**** MATERIALS PROVIDED

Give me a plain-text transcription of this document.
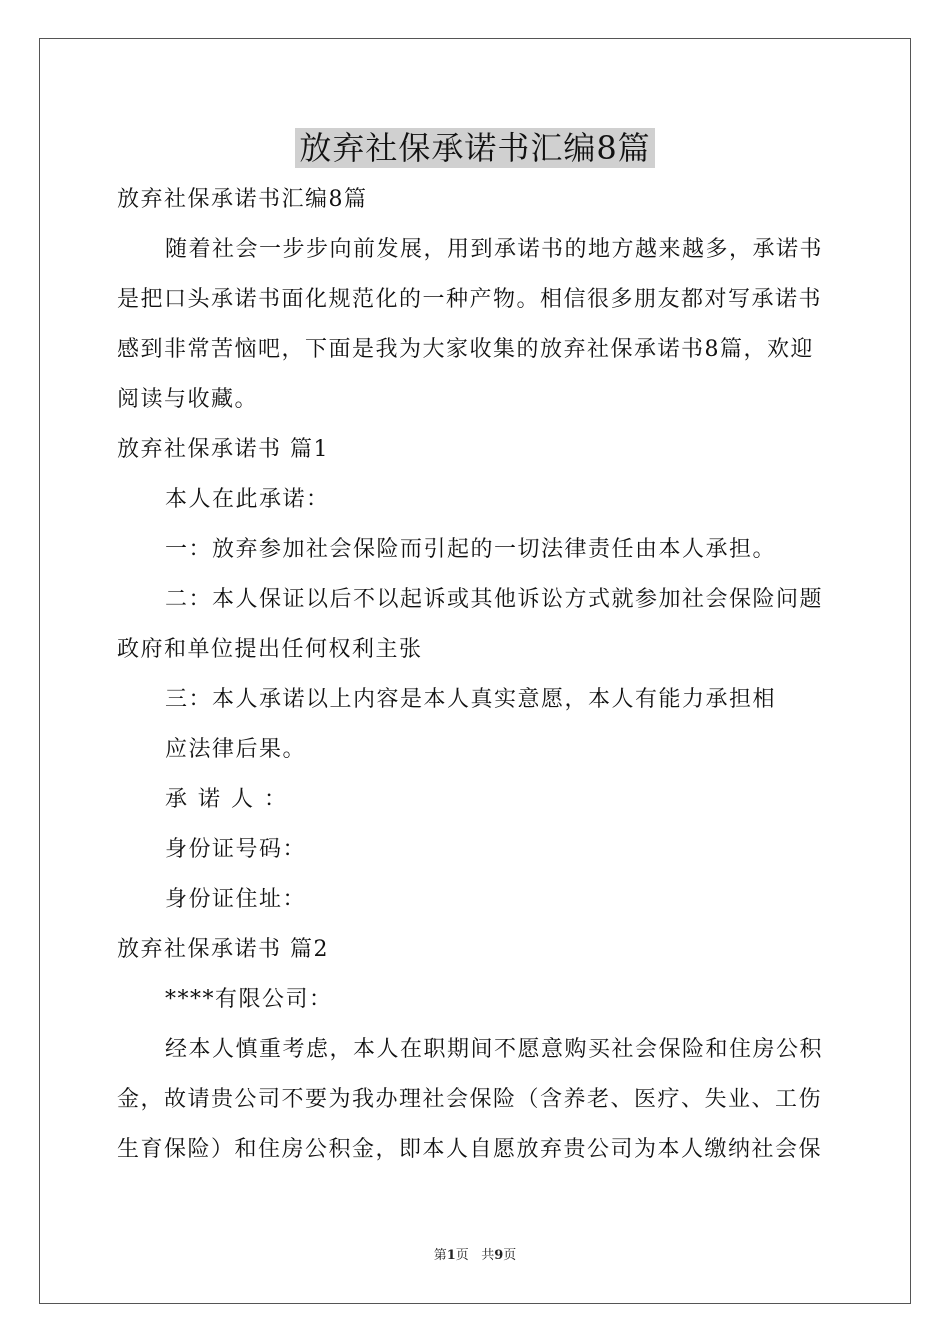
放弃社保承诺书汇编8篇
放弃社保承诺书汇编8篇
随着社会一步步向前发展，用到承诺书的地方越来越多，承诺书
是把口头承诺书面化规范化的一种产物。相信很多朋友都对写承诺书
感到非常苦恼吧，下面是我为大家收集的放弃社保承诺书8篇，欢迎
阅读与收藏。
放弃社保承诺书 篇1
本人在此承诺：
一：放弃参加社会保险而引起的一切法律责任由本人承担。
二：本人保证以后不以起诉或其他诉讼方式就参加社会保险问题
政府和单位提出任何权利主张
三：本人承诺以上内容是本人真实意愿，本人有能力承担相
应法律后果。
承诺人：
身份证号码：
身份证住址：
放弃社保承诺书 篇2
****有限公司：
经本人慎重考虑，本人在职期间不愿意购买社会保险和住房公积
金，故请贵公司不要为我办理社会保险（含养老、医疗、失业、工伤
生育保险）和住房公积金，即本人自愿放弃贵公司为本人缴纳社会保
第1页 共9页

********
**** MATERIALS PROVIDED

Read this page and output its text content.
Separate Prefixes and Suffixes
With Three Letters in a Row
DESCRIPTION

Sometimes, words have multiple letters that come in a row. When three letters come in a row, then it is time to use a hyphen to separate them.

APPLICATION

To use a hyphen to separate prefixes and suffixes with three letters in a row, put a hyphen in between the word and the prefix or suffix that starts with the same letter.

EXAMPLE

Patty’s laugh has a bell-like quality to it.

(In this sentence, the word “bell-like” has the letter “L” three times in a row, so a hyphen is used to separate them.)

********
**** MATERIALS PROVIDED

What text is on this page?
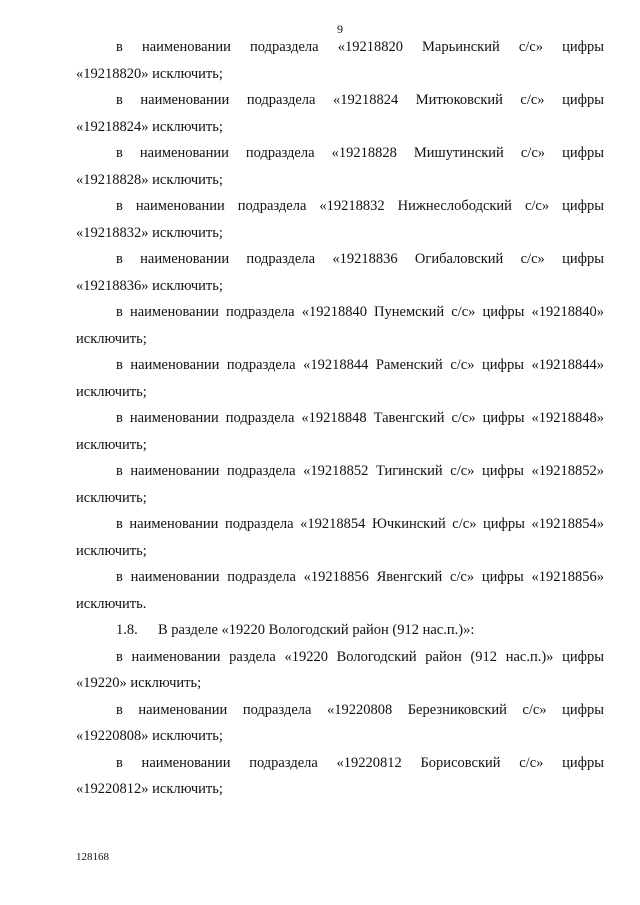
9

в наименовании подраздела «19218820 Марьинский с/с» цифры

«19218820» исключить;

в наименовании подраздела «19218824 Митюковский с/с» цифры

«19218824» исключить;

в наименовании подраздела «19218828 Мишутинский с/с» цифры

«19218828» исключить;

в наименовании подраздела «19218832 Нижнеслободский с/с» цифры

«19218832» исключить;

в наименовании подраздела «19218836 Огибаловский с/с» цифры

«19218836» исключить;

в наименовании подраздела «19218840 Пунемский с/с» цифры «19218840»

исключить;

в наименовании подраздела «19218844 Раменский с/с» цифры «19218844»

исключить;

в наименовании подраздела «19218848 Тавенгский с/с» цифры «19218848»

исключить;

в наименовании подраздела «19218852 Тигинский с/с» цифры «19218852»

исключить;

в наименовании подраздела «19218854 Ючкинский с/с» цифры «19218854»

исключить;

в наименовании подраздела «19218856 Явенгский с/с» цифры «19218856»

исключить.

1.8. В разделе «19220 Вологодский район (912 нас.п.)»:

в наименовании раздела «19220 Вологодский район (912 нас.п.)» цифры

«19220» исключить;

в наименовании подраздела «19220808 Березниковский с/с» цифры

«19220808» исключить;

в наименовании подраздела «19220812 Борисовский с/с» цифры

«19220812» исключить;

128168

********

* _REQUEST_: Write down only how many lines in the listing contain the word "bell".

* _RESPONSE_: 2